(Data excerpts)

______________________________

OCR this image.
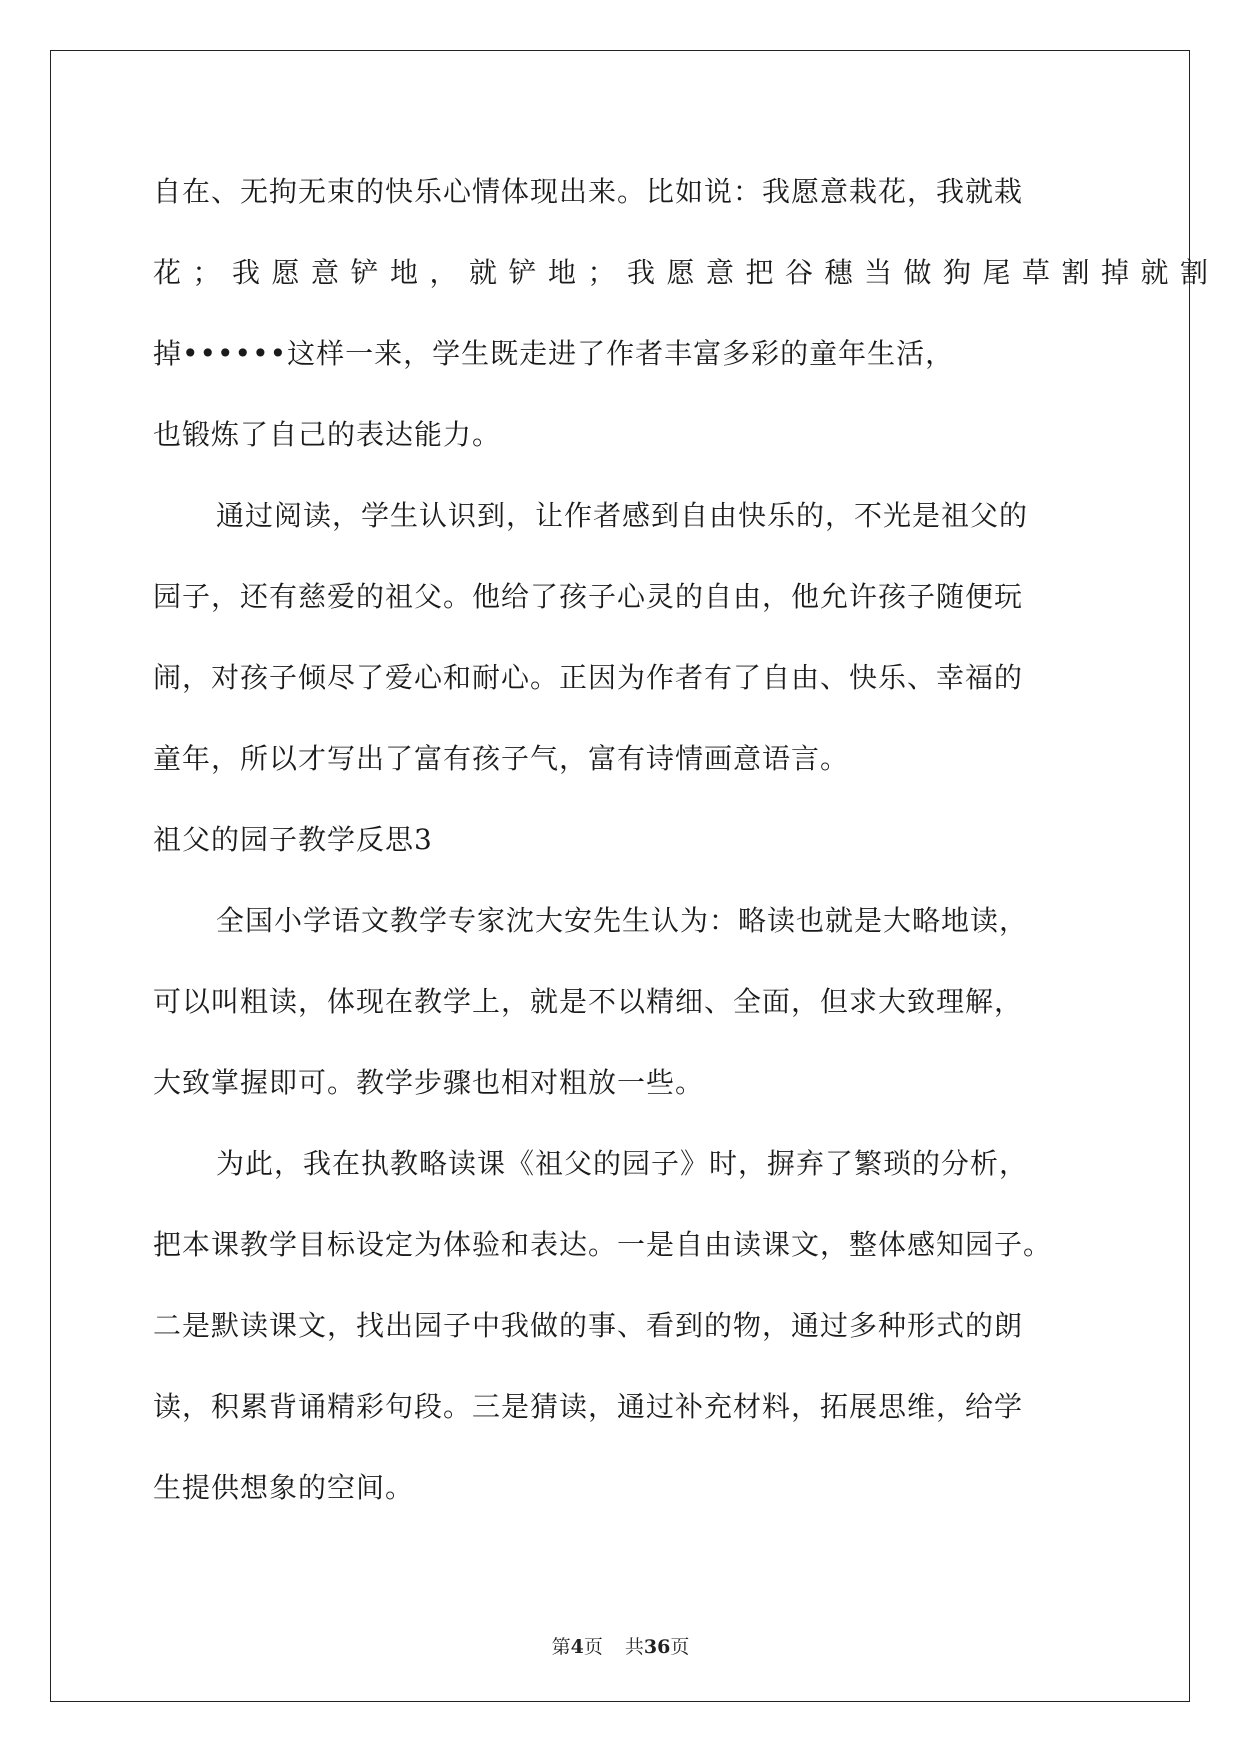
自在、无拘无束的快乐心情体现出来。比如说：我愿意栽花，我就栽
花；我愿意铲地，就铲地；我愿意把谷穗当做狗尾草割掉就割
掉••••••这样一来，学生既走进了作者丰富多彩的童年生活，
也锻炼了自己的表达能力。
通过阅读，学生认识到，让作者感到自由快乐的，不光是祖父的
园子，还有慈爱的祖父。他给了孩子心灵的自由，他允许孩子随便玩
闹，对孩子倾尽了爱心和耐心。正因为作者有了自由、快乐、幸福的
童年，所以才写出了富有孩子气，富有诗情画意语言。
祖父的园子教学反思3
全国小学语文教学专家沈大安先生认为：略读也就是大略地读，
可以叫粗读，体现在教学上，就是不以精细、全面，但求大致理解，
大致掌握即可。教学步骤也相对粗放一些。
为此，我在执教略读课《祖父的园子》时，摒弃了繁琐的分析，
把本课教学目标设定为体验和表达。一是自由读课文，整体感知园子。
二是默读课文，找出园子中我做的事、看到的物，通过多种形式的朗
读，积累背诵精彩句段。三是猜读，通过补充材料，拓展思维，给学
生提供想象的空间。
第4页 共36页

______________________________

Stated task:
Working from the material above, transcribe it exactly while omitting pictures.

Solution:
OCR this image.
自在、无拘无束的快乐心情体现出来。比如说：我愿意栽花，我就栽
花；我愿意铲地，就铲地；我愿意把谷穗当做狗尾草割掉就割
掉••••••这样一来，学生既走进了作者丰富多彩的童年生活，
也锻炼了自己的表达能力。
通过阅读，学生认识到，让作者感到自由快乐的，不光是祖父的
园子，还有慈爱的祖父。他给了孩子心灵的自由，他允许孩子随便玩
闹，对孩子倾尽了爱心和耐心。正因为作者有了自由、快乐、幸福的
童年，所以才写出了富有孩子气，富有诗情画意语言。
祖父的园子教学反思3
全国小学语文教学专家沈大安先生认为：略读也就是大略地读，
可以叫粗读，体现在教学上，就是不以精细、全面，但求大致理解，
大致掌握即可。教学步骤也相对粗放一些。
为此，我在执教略读课《祖父的园子》时，摒弃了繁琐的分析，
把本课教学目标设定为体验和表达。一是自由读课文，整体感知园子。
二是默读课文，找出园子中我做的事、看到的物，通过多种形式的朗
读，积累背诵精彩句段。三是猜读，通过补充材料，拓展思维，给学
生提供想象的空间。
第4页 共36页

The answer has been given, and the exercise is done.